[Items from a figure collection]
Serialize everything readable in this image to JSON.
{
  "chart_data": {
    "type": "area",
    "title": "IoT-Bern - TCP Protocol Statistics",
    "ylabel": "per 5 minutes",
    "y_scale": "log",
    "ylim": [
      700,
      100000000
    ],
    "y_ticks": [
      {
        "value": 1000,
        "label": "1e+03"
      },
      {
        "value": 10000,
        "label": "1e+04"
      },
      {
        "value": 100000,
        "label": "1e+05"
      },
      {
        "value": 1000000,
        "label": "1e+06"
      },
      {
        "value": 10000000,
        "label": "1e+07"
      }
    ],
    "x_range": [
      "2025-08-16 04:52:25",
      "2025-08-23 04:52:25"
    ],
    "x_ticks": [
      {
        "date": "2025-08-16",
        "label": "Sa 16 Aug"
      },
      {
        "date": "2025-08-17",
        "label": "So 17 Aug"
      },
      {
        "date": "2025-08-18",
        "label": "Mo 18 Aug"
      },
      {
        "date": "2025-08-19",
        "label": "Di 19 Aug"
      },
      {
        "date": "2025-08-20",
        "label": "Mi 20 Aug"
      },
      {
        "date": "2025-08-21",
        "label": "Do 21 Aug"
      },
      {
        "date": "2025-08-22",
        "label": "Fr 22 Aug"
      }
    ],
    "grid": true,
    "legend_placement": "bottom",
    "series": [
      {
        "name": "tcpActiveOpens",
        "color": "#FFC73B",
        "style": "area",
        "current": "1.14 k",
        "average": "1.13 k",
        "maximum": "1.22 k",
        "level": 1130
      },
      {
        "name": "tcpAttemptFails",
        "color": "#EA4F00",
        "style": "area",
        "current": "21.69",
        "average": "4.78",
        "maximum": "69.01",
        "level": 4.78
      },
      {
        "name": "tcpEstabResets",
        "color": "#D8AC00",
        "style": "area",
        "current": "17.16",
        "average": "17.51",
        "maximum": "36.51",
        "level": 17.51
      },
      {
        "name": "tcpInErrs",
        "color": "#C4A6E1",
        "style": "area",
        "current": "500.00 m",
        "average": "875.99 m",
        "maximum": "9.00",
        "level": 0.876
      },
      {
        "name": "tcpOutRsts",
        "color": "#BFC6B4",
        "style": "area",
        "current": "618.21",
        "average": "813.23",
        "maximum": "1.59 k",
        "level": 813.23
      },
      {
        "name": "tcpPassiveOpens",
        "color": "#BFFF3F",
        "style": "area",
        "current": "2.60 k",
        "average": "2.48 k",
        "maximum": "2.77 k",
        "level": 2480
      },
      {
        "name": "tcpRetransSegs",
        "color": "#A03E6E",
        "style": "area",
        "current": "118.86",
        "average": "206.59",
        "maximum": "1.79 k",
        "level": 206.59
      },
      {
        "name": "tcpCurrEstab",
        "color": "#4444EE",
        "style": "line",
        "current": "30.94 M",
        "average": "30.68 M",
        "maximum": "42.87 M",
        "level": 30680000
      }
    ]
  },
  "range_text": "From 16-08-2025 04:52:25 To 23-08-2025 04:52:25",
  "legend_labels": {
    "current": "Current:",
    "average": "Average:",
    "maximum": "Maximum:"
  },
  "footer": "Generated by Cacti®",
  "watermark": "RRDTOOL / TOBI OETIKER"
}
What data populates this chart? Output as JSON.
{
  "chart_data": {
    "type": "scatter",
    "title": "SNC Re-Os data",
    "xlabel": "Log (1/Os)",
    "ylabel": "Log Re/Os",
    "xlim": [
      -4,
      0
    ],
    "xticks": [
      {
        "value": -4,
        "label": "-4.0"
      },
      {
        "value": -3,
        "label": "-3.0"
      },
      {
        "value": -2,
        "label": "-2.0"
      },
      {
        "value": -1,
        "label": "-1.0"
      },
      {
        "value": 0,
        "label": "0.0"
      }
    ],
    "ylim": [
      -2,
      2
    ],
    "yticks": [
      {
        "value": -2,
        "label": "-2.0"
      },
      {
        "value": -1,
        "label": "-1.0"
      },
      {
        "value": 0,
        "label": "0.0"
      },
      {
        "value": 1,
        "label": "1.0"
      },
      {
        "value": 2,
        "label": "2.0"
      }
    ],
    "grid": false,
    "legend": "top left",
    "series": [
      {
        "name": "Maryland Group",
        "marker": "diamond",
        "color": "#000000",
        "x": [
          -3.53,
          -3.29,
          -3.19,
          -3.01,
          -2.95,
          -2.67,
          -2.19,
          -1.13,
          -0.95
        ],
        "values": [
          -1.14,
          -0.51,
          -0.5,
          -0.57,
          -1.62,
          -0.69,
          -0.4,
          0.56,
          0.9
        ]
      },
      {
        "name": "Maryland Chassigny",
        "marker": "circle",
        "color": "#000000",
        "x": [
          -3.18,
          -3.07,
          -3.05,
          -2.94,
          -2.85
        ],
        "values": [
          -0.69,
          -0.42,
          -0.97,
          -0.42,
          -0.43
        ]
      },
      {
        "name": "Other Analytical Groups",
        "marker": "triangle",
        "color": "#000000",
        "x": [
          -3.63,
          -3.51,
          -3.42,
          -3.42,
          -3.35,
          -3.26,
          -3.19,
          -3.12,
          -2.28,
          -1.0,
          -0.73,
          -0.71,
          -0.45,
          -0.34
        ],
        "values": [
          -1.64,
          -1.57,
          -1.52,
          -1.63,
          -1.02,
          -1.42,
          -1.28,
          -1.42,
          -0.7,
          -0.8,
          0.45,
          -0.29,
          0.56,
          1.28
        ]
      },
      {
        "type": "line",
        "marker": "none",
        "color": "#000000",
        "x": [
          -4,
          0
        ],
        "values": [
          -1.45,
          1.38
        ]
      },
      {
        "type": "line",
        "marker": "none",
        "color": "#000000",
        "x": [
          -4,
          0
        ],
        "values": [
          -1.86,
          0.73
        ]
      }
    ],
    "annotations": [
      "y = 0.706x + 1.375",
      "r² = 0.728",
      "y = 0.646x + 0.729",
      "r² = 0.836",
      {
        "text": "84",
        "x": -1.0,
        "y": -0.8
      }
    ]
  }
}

THE EXERCISE
List all lines from the entries that include the word "title".

FINAL RESULT
    "title": "IoT-Bern - TCP Protocol Statistics",
    "title": "SNC Re-Os data",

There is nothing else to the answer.